> [Extracted entries]
-=-=-
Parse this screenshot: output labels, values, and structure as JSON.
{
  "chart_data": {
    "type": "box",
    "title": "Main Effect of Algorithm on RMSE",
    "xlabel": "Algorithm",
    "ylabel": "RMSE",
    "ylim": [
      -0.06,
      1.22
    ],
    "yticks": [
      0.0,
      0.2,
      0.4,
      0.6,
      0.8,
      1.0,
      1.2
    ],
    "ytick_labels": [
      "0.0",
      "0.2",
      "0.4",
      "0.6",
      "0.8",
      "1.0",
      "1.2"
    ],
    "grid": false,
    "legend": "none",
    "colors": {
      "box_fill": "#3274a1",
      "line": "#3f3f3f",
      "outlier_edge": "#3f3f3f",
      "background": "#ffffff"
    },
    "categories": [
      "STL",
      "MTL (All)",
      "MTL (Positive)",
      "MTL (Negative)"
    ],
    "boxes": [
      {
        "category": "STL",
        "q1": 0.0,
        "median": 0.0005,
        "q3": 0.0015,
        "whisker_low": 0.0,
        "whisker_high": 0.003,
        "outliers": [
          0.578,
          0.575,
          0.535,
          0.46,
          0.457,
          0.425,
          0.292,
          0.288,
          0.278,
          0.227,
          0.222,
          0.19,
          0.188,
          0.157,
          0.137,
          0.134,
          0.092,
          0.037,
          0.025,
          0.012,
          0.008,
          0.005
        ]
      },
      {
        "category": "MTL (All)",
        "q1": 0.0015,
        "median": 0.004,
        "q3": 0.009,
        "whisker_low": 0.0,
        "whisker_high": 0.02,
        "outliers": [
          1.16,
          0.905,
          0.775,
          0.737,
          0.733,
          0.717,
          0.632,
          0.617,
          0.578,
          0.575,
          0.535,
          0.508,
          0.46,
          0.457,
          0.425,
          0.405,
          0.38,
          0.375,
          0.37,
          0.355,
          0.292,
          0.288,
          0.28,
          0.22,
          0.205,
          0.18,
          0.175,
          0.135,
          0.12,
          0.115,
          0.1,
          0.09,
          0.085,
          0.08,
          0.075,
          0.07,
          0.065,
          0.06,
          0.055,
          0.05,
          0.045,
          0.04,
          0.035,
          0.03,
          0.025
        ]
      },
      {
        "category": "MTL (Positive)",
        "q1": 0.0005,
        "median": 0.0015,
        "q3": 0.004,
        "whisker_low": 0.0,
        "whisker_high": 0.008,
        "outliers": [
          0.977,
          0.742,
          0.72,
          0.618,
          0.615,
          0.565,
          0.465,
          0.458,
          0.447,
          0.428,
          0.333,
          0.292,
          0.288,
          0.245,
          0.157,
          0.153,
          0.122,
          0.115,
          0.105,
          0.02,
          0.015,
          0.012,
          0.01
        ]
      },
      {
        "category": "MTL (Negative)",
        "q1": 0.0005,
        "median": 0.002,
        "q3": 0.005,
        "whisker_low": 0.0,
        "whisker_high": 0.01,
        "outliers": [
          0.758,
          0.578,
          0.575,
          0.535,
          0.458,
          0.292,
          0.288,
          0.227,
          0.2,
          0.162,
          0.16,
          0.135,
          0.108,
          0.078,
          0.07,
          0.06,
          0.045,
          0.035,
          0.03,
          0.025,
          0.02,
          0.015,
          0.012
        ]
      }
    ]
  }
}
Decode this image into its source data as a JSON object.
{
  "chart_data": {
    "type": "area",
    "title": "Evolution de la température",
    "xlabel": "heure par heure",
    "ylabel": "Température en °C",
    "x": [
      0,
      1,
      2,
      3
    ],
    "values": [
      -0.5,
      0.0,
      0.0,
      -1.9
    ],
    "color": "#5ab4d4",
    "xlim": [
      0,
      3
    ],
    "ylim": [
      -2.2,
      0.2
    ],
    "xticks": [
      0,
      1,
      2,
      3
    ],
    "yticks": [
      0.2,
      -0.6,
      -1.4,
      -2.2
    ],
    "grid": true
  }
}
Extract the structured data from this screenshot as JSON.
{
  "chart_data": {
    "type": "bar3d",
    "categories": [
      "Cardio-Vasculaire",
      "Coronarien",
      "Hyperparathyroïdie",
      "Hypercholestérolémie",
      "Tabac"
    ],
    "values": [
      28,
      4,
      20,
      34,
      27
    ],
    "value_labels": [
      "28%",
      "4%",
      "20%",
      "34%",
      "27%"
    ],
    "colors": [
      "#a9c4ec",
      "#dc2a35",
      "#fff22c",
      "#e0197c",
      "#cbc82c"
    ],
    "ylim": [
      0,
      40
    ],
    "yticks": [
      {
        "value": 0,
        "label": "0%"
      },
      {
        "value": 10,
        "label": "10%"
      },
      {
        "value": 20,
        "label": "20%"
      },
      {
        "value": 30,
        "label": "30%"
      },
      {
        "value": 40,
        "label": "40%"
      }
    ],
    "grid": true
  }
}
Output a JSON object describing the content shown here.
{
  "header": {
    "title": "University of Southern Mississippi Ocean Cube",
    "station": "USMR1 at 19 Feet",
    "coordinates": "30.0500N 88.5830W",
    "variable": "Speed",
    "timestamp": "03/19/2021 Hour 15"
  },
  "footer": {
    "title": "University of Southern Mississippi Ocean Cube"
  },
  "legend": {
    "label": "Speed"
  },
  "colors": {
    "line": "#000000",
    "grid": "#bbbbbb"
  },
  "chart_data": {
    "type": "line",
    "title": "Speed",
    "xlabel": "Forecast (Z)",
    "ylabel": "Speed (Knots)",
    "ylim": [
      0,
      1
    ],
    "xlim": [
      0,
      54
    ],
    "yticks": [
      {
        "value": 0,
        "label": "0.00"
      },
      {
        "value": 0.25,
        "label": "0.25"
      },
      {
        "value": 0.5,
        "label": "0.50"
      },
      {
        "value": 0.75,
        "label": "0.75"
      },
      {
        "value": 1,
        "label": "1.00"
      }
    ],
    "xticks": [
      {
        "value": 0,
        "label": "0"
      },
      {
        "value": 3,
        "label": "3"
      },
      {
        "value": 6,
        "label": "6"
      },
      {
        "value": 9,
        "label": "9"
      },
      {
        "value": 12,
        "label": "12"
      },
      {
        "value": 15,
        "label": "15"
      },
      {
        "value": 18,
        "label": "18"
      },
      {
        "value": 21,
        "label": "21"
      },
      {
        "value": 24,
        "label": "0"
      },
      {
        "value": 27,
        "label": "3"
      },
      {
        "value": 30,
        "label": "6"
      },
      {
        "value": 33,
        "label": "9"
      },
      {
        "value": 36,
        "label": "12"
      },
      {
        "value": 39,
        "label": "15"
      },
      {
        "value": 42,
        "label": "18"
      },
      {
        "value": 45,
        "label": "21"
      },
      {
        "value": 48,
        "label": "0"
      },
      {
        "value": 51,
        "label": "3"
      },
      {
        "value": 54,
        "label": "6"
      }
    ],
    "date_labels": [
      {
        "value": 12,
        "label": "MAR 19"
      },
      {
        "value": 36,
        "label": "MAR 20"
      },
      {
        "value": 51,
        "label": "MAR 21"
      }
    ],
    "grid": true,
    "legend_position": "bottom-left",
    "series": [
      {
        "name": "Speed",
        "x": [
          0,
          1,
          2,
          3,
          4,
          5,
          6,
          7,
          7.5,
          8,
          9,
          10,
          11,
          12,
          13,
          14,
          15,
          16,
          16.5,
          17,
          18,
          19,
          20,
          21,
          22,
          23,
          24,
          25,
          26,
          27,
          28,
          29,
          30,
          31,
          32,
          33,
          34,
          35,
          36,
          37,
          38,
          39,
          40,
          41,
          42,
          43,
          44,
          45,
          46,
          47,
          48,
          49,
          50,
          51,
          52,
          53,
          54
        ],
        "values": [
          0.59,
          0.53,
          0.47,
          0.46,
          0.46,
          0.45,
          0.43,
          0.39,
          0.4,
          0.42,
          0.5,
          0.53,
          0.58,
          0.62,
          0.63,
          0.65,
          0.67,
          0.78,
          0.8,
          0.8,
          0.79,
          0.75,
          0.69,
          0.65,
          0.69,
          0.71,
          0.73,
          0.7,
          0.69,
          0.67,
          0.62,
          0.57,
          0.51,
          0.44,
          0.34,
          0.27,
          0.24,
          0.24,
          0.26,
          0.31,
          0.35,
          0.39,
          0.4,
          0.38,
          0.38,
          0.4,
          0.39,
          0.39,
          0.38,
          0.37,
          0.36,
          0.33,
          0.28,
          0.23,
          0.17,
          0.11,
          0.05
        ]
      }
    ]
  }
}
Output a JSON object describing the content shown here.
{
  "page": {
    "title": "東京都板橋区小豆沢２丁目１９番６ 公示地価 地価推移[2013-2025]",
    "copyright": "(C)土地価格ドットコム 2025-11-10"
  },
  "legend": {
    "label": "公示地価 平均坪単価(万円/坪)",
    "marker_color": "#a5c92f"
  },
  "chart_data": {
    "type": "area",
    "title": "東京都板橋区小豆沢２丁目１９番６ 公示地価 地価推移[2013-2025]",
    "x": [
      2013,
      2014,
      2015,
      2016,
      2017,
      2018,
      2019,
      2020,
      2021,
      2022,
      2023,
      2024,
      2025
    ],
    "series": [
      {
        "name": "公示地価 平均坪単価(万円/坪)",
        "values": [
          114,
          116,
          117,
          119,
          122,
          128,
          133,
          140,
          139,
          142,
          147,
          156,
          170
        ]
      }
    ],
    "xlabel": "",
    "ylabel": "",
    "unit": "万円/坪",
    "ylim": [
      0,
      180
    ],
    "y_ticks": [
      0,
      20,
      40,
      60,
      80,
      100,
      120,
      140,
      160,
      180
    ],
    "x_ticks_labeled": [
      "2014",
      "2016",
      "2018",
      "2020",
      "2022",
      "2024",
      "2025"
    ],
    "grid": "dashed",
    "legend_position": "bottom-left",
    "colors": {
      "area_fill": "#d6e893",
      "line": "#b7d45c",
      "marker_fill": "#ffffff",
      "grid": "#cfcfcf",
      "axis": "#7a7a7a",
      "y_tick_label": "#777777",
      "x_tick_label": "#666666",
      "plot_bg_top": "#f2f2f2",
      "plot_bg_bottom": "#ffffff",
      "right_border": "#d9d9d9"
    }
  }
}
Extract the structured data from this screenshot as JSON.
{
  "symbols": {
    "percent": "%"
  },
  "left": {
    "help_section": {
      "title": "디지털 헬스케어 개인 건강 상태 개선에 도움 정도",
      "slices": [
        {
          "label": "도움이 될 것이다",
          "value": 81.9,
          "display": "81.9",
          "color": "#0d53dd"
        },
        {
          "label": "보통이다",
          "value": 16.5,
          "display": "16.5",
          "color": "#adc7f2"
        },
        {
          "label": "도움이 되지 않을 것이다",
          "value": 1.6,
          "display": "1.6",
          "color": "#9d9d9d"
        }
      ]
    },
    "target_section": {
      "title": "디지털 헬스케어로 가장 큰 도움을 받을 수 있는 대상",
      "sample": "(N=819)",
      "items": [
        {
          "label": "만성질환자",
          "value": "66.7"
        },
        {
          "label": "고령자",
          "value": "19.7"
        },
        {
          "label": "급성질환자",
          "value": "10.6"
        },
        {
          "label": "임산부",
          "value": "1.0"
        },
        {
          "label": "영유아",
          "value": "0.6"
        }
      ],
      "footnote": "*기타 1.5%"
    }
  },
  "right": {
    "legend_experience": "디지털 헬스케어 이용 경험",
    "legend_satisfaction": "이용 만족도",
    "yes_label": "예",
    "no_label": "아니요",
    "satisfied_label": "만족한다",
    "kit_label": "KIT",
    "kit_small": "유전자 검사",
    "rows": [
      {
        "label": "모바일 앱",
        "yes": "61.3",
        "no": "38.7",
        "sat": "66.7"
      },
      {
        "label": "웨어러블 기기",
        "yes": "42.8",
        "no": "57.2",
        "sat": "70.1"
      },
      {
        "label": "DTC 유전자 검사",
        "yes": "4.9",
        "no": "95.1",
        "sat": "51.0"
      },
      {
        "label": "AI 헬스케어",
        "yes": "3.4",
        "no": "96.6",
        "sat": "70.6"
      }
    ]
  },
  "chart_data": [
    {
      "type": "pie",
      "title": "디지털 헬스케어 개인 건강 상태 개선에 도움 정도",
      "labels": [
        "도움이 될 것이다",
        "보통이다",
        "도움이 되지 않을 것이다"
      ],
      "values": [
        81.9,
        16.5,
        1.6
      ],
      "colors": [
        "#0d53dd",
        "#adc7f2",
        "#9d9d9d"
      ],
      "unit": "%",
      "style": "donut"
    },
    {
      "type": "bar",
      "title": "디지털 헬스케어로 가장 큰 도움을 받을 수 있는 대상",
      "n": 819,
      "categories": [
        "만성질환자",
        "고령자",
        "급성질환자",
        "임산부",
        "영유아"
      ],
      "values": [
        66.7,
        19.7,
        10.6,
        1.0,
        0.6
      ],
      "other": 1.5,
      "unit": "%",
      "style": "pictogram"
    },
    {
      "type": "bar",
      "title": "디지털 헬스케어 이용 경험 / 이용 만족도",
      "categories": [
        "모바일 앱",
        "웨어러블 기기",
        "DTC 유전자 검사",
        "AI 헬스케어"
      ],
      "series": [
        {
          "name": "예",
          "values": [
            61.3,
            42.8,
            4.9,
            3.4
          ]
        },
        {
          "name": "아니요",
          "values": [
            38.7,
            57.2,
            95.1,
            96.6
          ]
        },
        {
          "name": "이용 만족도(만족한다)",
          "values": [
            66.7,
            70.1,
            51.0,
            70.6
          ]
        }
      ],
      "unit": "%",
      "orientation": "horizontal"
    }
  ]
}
-=-=-
> [Work to be completed]
Scan the entries above for the word "this" and collect each line holding it.

> [Full solution]
Parse this screenshot: output labels, values, and structure as JSON.
Decode this image into its source data as a JSON object.
Extract the structured data from this screenshot as JSON.
Extract the structured data from this screenshot as JSON.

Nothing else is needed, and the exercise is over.